From the entries below, copy every line holding the word "членов".
┌─ RECORDED DATA
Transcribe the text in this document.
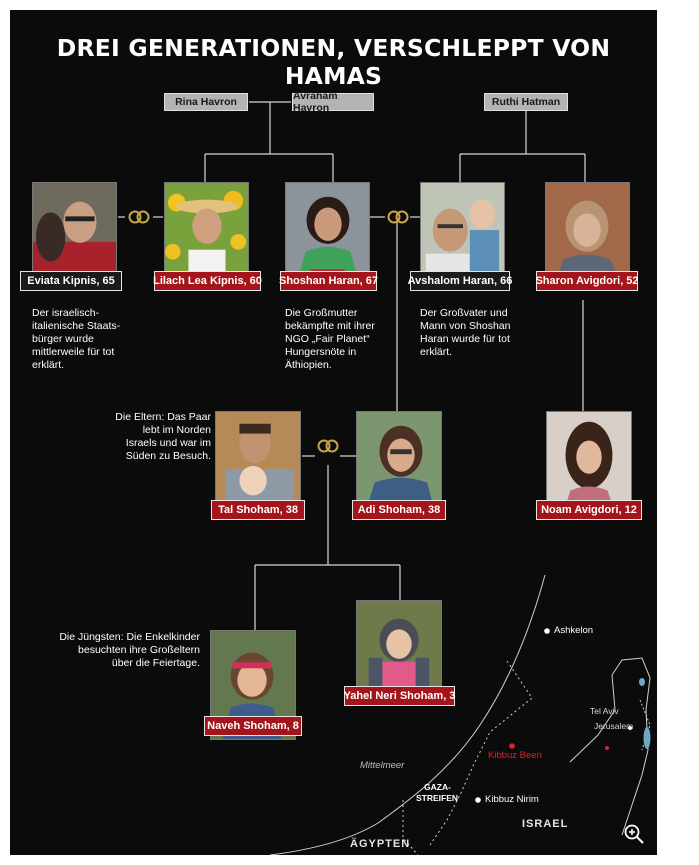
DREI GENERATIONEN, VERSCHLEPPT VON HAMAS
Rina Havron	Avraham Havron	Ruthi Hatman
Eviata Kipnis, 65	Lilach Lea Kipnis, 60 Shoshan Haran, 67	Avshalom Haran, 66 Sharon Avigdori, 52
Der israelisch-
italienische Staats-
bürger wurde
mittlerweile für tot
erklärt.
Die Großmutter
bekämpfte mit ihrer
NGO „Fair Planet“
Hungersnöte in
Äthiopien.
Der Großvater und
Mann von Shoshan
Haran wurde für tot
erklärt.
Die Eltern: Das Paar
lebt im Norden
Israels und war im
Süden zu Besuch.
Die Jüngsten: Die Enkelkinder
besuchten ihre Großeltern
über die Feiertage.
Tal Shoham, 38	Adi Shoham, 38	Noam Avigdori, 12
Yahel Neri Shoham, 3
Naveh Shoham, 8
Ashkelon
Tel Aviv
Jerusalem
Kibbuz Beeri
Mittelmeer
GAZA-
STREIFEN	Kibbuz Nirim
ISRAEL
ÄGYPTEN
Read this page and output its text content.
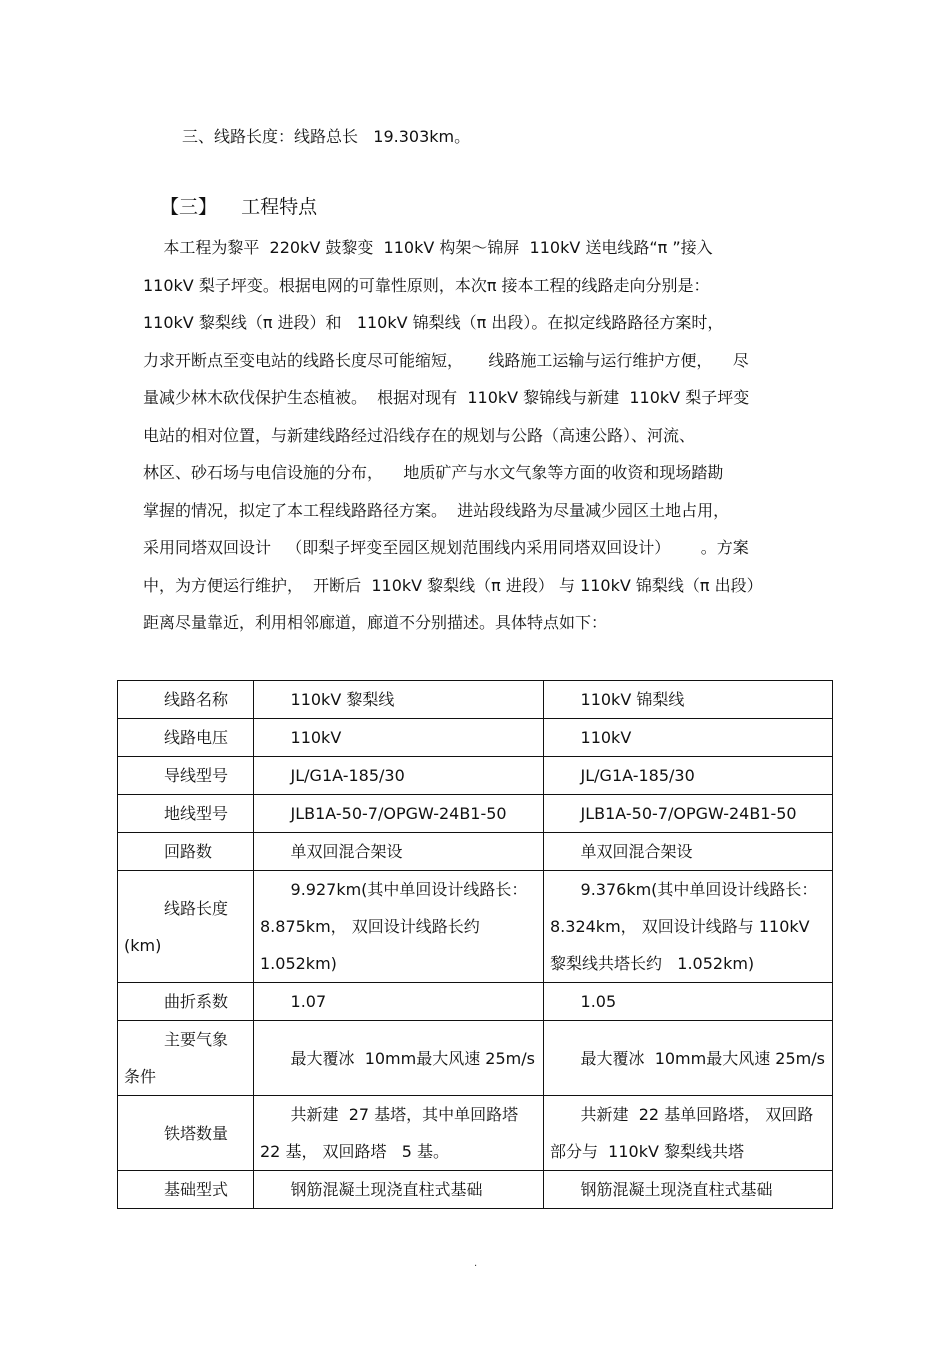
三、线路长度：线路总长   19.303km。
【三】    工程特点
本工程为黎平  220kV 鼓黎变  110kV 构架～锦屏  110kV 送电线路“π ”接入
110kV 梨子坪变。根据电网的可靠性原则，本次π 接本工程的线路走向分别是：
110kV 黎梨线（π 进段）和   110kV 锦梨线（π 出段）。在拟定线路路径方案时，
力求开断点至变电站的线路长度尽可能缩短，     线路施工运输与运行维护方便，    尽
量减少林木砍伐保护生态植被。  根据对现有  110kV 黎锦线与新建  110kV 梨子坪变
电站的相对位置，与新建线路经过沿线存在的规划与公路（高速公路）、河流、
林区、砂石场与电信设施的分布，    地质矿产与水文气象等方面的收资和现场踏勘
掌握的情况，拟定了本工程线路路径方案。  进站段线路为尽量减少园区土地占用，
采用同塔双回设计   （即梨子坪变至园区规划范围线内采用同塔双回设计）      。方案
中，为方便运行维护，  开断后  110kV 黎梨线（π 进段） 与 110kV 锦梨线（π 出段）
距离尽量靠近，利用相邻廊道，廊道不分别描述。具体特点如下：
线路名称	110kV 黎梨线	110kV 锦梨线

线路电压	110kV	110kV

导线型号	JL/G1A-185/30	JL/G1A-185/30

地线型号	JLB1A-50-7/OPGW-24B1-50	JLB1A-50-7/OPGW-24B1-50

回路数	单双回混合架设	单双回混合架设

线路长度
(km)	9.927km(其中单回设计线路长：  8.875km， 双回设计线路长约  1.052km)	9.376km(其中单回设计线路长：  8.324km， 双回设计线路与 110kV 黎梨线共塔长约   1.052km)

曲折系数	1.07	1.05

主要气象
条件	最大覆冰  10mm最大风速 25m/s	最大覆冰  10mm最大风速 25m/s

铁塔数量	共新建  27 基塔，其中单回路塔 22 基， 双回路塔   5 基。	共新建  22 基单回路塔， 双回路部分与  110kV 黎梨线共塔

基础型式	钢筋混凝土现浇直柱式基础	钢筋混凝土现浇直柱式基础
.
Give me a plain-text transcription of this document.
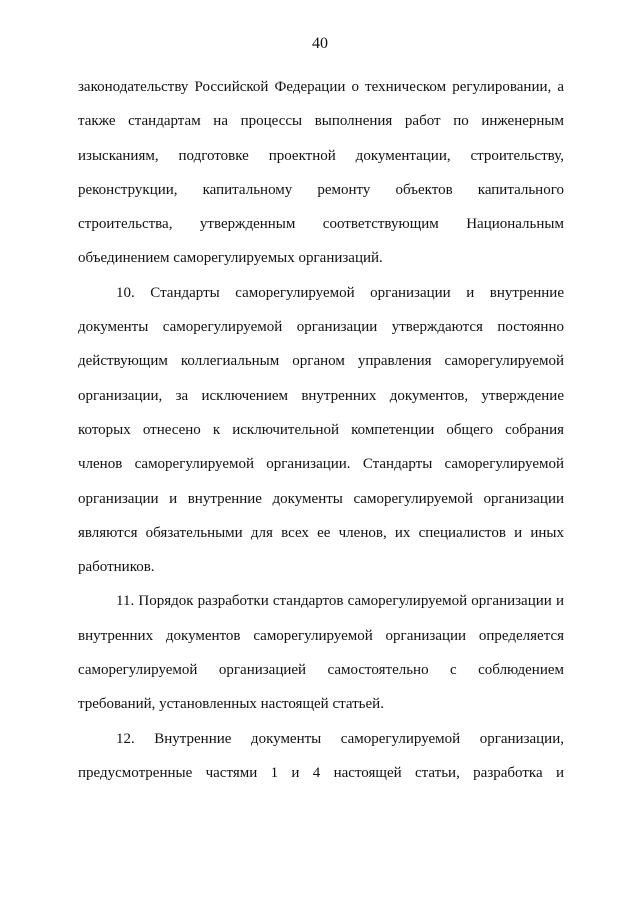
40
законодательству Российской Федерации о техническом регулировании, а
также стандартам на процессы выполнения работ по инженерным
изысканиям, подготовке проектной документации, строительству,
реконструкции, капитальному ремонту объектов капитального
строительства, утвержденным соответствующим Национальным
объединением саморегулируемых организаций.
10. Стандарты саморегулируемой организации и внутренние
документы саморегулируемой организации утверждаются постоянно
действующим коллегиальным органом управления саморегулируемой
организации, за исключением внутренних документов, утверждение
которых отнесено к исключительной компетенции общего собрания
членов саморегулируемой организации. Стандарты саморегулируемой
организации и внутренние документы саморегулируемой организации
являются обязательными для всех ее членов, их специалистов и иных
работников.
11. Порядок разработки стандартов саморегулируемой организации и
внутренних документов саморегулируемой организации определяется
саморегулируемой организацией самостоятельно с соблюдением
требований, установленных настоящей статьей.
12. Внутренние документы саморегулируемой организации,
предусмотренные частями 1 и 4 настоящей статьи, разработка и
└─
◆ THE RESULT
членов саморегулируемой организации. Стандарты саморегулируемой
являются обязательными для всех ее членов, их специалистов и иных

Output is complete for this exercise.